● DO THIS:
Reproduce every line of the records below word for word, but leave the pictures out.

● Boxed element records:
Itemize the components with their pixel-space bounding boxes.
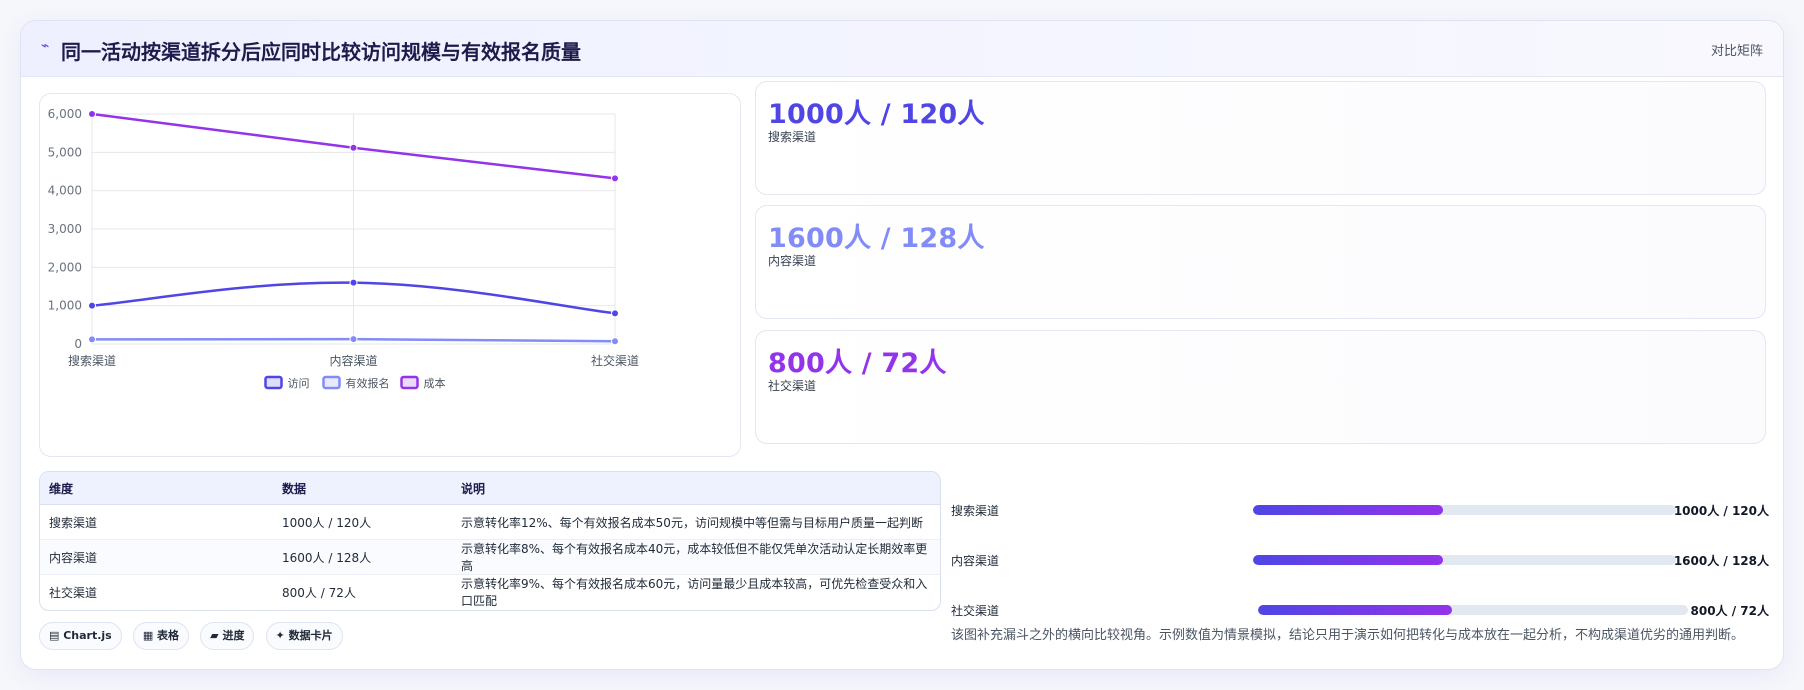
progress-row: 搜索渠道 1000人 / 120人 bbox=[951, 500, 1769, 520]
table-cell: 社交渠道 bbox=[49, 585, 98, 600]
y-tick-label: 4,000 bbox=[48, 184, 82, 198]
progress-row: 内容渠道 1600人 / 128人 bbox=[951, 550, 1769, 570]
data-point bbox=[349, 335, 358, 344]
kpi-card-search: 1000人 / 120人 搜索渠道 bbox=[755, 81, 1766, 195]
x-tick-label: 社交渠道 bbox=[591, 353, 639, 368]
progress-row: 社交渠道 800人 / 72人 bbox=[951, 600, 1769, 620]
data-point bbox=[349, 278, 358, 287]
chip-data-card[interactable]: ✦ 数据卡片 bbox=[265, 622, 343, 650]
column-header: 维度 bbox=[40, 472, 273, 505]
kpi-card-content: 1600人 / 128人 内容渠道 bbox=[755, 205, 1766, 319]
legend-swatch bbox=[264, 375, 283, 390]
page-title: 同一活动按渠道拆分后应同时比较访问规模与有效报名质量 bbox=[61, 40, 581, 64]
chip-chartjs[interactable]: ▤ Chart.js bbox=[39, 622, 122, 650]
progress-fill bbox=[1253, 505, 1444, 515]
table-cell: 1600人 / 128人 bbox=[273, 539, 452, 575]
data-point bbox=[611, 309, 619, 318]
kpi-value: 800人 / 72人 bbox=[768, 348, 947, 379]
progress-value: 800人 / 72人 bbox=[1690, 604, 1770, 618]
table-header-row: 维度 数据 说明 bbox=[40, 472, 940, 505]
progress-label: 社交渠道 bbox=[951, 604, 1000, 618]
line-chart-svg: 0 1,000 2,000 3,000 4,000 5,000 6,000 搜索渠道 内容渠道 社… bbox=[48, 107, 639, 390]
data-point bbox=[88, 335, 96, 344]
progress-value: 1000人 / 120人 bbox=[1673, 504, 1769, 518]
progress-value: 1600人 / 128人 bbox=[1673, 554, 1769, 568]
legend-swatch bbox=[400, 375, 419, 390]
progress-track bbox=[1253, 505, 1676, 515]
table-row: 搜索渠道 1000人 / 120人 示意转化率12%、每个有效报名成本50元，访… bbox=[40, 504, 940, 540]
y-tick-label: 2,000 bbox=[48, 260, 82, 274]
data-point bbox=[611, 337, 619, 346]
trend-icon: ⌁ bbox=[41, 38, 50, 54]
progress-track bbox=[1258, 605, 1688, 615]
legend-label: 访问 bbox=[288, 377, 310, 390]
dashboard-card: ⌁ 同一活动按渠道拆分后应同时比较访问规模与有效报名质量 对比矩阵 0 1,000… bbox=[20, 20, 1784, 670]
kpi-label: 内容渠道 bbox=[768, 254, 817, 268]
table-row: 内容渠道 1600人 / 128人 示意转化率8%、每个有效报名成本40元，成本… bbox=[40, 539, 940, 575]
y-tick-label: 3,000 bbox=[48, 222, 82, 236]
y-tick-label: 1,000 bbox=[48, 299, 82, 313]
table-cell: 示意转化率9%、每个有效报名成本60元，访问量最少且成本较高，可优先检查受众和入… bbox=[461, 577, 928, 608]
view-tag[interactable]: 对比矩阵 bbox=[1711, 40, 1763, 59]
table-cell: 示意转化率8%、每个有效报名成本40元，成本较低但不能仅凭单次活动认定长期效率更… bbox=[452, 539, 940, 575]
footnote: 该图补充漏斗之外的横向比较视角。示例数值为情景模拟，结论只用于演示如何把转化与成… bbox=[951, 628, 1745, 643]
data-point bbox=[88, 110, 96, 118]
progress-label: 搜索渠道 bbox=[951, 504, 1000, 518]
y-tick-label: 6,000 bbox=[48, 107, 82, 121]
kpi-label: 搜索渠道 bbox=[768, 130, 817, 144]
kpi-value: 1600人 / 128人 bbox=[768, 223, 985, 254]
y-tick-label: 5,000 bbox=[48, 145, 82, 159]
kpi-label: 社交渠道 bbox=[768, 379, 817, 393]
legend-label: 有效报名 bbox=[346, 376, 390, 390]
table-row: 社交渠道 800人 / 72人 示意转化率9%、每个有效报名成本60元，访问量最… bbox=[40, 575, 940, 610]
y-tick-label: 0 bbox=[74, 337, 82, 351]
data-table: 维度 数据 说明 搜索渠道 1000人 / 120人 示意转化率12%、每个有效… bbox=[39, 471, 941, 611]
feature-chips: ▤ Chart.js ▦ 表格 ▰ 进度 ✦ 数据卡片 bbox=[39, 622, 349, 650]
line-chart: 0 1,000 2,000 3,000 4,000 5,000 6,000 搜索渠道 内容渠道 社… bbox=[39, 93, 741, 457]
x-tick-label: 搜索渠道 bbox=[68, 353, 116, 368]
table-cell: 1000人 / 120人 bbox=[273, 504, 452, 540]
progress-track bbox=[1253, 555, 1676, 565]
legend-label: 成本 bbox=[424, 376, 446, 390]
data-point bbox=[349, 143, 358, 152]
kpi-card-social: 800人 / 72人 社交渠道 bbox=[755, 330, 1766, 444]
column-header: 数据 bbox=[273, 472, 452, 505]
progress-fill bbox=[1258, 605, 1452, 615]
data-point bbox=[611, 174, 619, 183]
chip-progress[interactable]: ▰ 进度 bbox=[200, 622, 255, 650]
legend-swatch bbox=[322, 375, 341, 390]
progress-label: 内容渠道 bbox=[951, 554, 1000, 568]
table-cell: 800人 / 72人 bbox=[282, 585, 356, 600]
progress-fill bbox=[1253, 555, 1444, 565]
kpi-value: 1000人 / 120人 bbox=[768, 99, 985, 130]
x-tick-label: 内容渠道 bbox=[329, 353, 377, 368]
table-cell: 内容渠道 bbox=[40, 539, 273, 575]
chip-table[interactable]: ▦ 表格 bbox=[132, 622, 190, 650]
table-cell: 搜索渠道 bbox=[40, 504, 273, 540]
card-header: ⌁ 同一活动按渠道拆分后应同时比较访问规模与有效报名质量 对比矩阵 bbox=[21, 21, 1783, 77]
column-header: 说明 bbox=[452, 472, 940, 505]
data-point bbox=[88, 301, 96, 310]
table-cell: 示意转化率12%、每个有效报名成本50元，访问规模中等但需与目标用户质量一起判断 bbox=[452, 504, 940, 540]
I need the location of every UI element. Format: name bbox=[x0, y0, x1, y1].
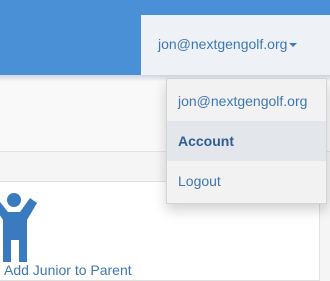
user-menu-toggle[interactable]: jon@nextgengolf.org bbox=[141, 15, 330, 75]
menu-item-account[interactable]: Account bbox=[167, 121, 326, 161]
child-icon bbox=[0, 193, 37, 262]
user-email-text: jon@nextgengolf.org bbox=[158, 36, 288, 52]
user-dropdown-menu: jon@nextgengolf.org Account Logout bbox=[166, 78, 327, 204]
menu-item-logout[interactable]: Logout bbox=[167, 161, 326, 201]
menu-item-email[interactable]: jon@nextgengolf.org bbox=[167, 81, 326, 121]
caret-down-icon bbox=[289, 43, 298, 48]
add-junior-link[interactable]: Add Junior to Parent bbox=[4, 262, 132, 278]
user-email-label: jon@nextgengolf.org bbox=[158, 36, 298, 52]
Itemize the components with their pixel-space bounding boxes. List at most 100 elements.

● FULL SOLUTION:
Itemize the components with their pixel-space bounding boxes.
progress-row: 搜索渠道 1000人 / 120人 bbox=[951, 500, 1769, 520]
table-cell: 社交渠道 bbox=[49, 585, 98, 600]
y-tick-label: 4,000 bbox=[48, 184, 82, 198]
progress-row: 内容渠道 1600人 / 128人 bbox=[951, 550, 1769, 570]
data-point bbox=[349, 335, 358, 344]
kpi-card-search: 1000人 / 120人 搜索渠道 bbox=[755, 81, 1766, 195]
x-tick-label: 社交渠道 bbox=[591, 353, 639, 368]
progress-row: 社交渠道 800人 / 72人 bbox=[951, 600, 1769, 620]
data-point bbox=[349, 278, 358, 287]
chip-data-card[interactable]: ✦ 数据卡片 bbox=[265, 622, 343, 650]
column-header: 维度 bbox=[40, 472, 273, 505]
kpi-card-content: 1600人 / 128人 内容渠道 bbox=[755, 205, 1766, 319]
legend-swatch bbox=[264, 375, 283, 390]
page-title: 同一活动按渠道拆分后应同时比较访问规模与有效报名质量 bbox=[61, 40, 581, 64]
chip-chartjs[interactable]: ▤ Chart.js bbox=[39, 622, 122, 650]
progress-fill bbox=[1253, 505, 1444, 515]
table-cell: 1600人 / 128人 bbox=[273, 539, 452, 575]
data-point bbox=[611, 309, 619, 318]
kpi-value: 800人 / 72人 bbox=[768, 348, 947, 379]
progress-value: 800人 / 72人 bbox=[1690, 604, 1770, 618]
table-header-row: 维度 数据 说明 bbox=[40, 472, 940, 505]
progress-label: 社交渠道 bbox=[951, 604, 1000, 618]
line-chart-svg: 0 1,000 2,000 3,000 4,000 5,000 6,000 搜索渠道 内容渠道 社… bbox=[48, 107, 639, 390]
data-point bbox=[88, 335, 96, 344]
progress-value: 1000人 / 120人 bbox=[1673, 504, 1769, 518]
progress-value: 1600人 / 128人 bbox=[1673, 554, 1769, 568]
legend-swatch bbox=[400, 375, 419, 390]
progress-track bbox=[1253, 505, 1676, 515]
table-row: 搜索渠道 1000人 / 120人 示意转化率12%、每个有效报名成本50元，访… bbox=[40, 504, 940, 540]
y-tick-label: 2,000 bbox=[48, 260, 82, 274]
data-point bbox=[611, 337, 619, 346]
trend-icon: ⌁ bbox=[41, 38, 50, 54]
progress-track bbox=[1258, 605, 1688, 615]
legend-label: 访问 bbox=[288, 377, 310, 390]
dashboard-card: ⌁ 同一活动按渠道拆分后应同时比较访问规模与有效报名质量 对比矩阵 0 1,000… bbox=[20, 20, 1784, 670]
kpi-label: 内容渠道 bbox=[768, 254, 817, 268]
table-row: 内容渠道 1600人 / 128人 示意转化率8%、每个有效报名成本40元，成本… bbox=[40, 539, 940, 575]
y-tick-label: 3,000 bbox=[48, 222, 82, 236]
y-tick-label: 1,000 bbox=[48, 299, 82, 313]
table-cell: 示意转化率9%、每个有效报名成本60元，访问量最少且成本较高，可优先检查受众和入… bbox=[461, 577, 928, 608]
view-tag[interactable]: 对比矩阵 bbox=[1711, 40, 1763, 59]
table-cell: 示意转化率8%、每个有效报名成本40元，成本较低但不能仅凭单次活动认定长期效率更… bbox=[452, 539, 940, 575]
footnote: 该图补充漏斗之外的横向比较视角。示例数值为情景模拟，结论只用于演示如何把转化与成… bbox=[951, 628, 1745, 643]
data-point bbox=[88, 110, 96, 118]
progress-label: 搜索渠道 bbox=[951, 504, 1000, 518]
y-tick-label: 6,000 bbox=[48, 107, 82, 121]
kpi-label: 搜索渠道 bbox=[768, 130, 817, 144]
kpi-value: 1600人 / 128人 bbox=[768, 223, 985, 254]
y-tick-label: 5,000 bbox=[48, 145, 82, 159]
kpi-label: 社交渠道 bbox=[768, 379, 817, 393]
legend-label: 有效报名 bbox=[346, 376, 390, 390]
table-row: 社交渠道 800人 / 72人 示意转化率9%、每个有效报名成本60元，访问量最… bbox=[40, 575, 940, 610]
y-tick-label: 0 bbox=[74, 337, 82, 351]
data-table: 维度 数据 说明 搜索渠道 1000人 / 120人 示意转化率12%、每个有效… bbox=[39, 471, 941, 611]
feature-chips: ▤ Chart.js ▦ 表格 ▰ 进度 ✦ 数据卡片 bbox=[39, 622, 349, 650]
line-chart: 0 1,000 2,000 3,000 4,000 5,000 6,000 搜索渠道 内容渠道 社… bbox=[39, 93, 741, 457]
x-tick-label: 搜索渠道 bbox=[68, 353, 116, 368]
table-cell: 1000人 / 120人 bbox=[273, 504, 452, 540]
progress-track bbox=[1253, 555, 1676, 565]
legend-label: 成本 bbox=[424, 376, 446, 390]
data-point bbox=[349, 143, 358, 152]
kpi-card-social: 800人 / 72人 社交渠道 bbox=[755, 330, 1766, 444]
column-header: 数据 bbox=[273, 472, 452, 505]
progress-fill bbox=[1258, 605, 1452, 615]
data-point bbox=[611, 174, 619, 183]
chip-progress[interactable]: ▰ 进度 bbox=[200, 622, 255, 650]
legend-swatch bbox=[322, 375, 341, 390]
progress-label: 内容渠道 bbox=[951, 554, 1000, 568]
table-cell: 800人 / 72人 bbox=[282, 585, 356, 600]
progress-fill bbox=[1253, 555, 1444, 565]
kpi-value: 1000人 / 120人 bbox=[768, 99, 985, 130]
x-tick-label: 内容渠道 bbox=[329, 353, 377, 368]
table-cell: 内容渠道 bbox=[40, 539, 273, 575]
chip-table[interactable]: ▦ 表格 bbox=[132, 622, 190, 650]
table-cell: 搜索渠道 bbox=[40, 504, 273, 540]
card-header: ⌁ 同一活动按渠道拆分后应同时比较访问规模与有效报名质量 对比矩阵 bbox=[21, 21, 1783, 77]
column-header: 说明 bbox=[452, 472, 940, 505]
data-point bbox=[88, 301, 96, 310]
table-cell: 示意转化率12%、每个有效报名成本50元，访问规模中等但需与目标用户质量一起判断 bbox=[452, 504, 940, 540]
I need the location of every UI element. Format: name bbox=[x0, y0, x1, y1].
user-menu-toggle[interactable]: jon@nextgengolf.org bbox=[141, 15, 330, 75]
menu-item-account[interactable]: Account bbox=[167, 121, 326, 161]
child-icon bbox=[0, 193, 37, 262]
user-email-text: jon@nextgengolf.org bbox=[158, 36, 288, 52]
user-dropdown-menu: jon@nextgengolf.org Account Logout bbox=[166, 78, 327, 204]
menu-item-logout[interactable]: Logout bbox=[167, 161, 326, 201]
menu-item-email[interactable]: jon@nextgengolf.org bbox=[167, 81, 326, 121]
caret-down-icon bbox=[289, 43, 298, 48]
add-junior-link[interactable]: Add Junior to Parent bbox=[4, 262, 132, 278]
user-email-label: jon@nextgengolf.org bbox=[158, 36, 298, 52]
Itemize the components with their pixel-space bounding boxes. List at most 100 elements.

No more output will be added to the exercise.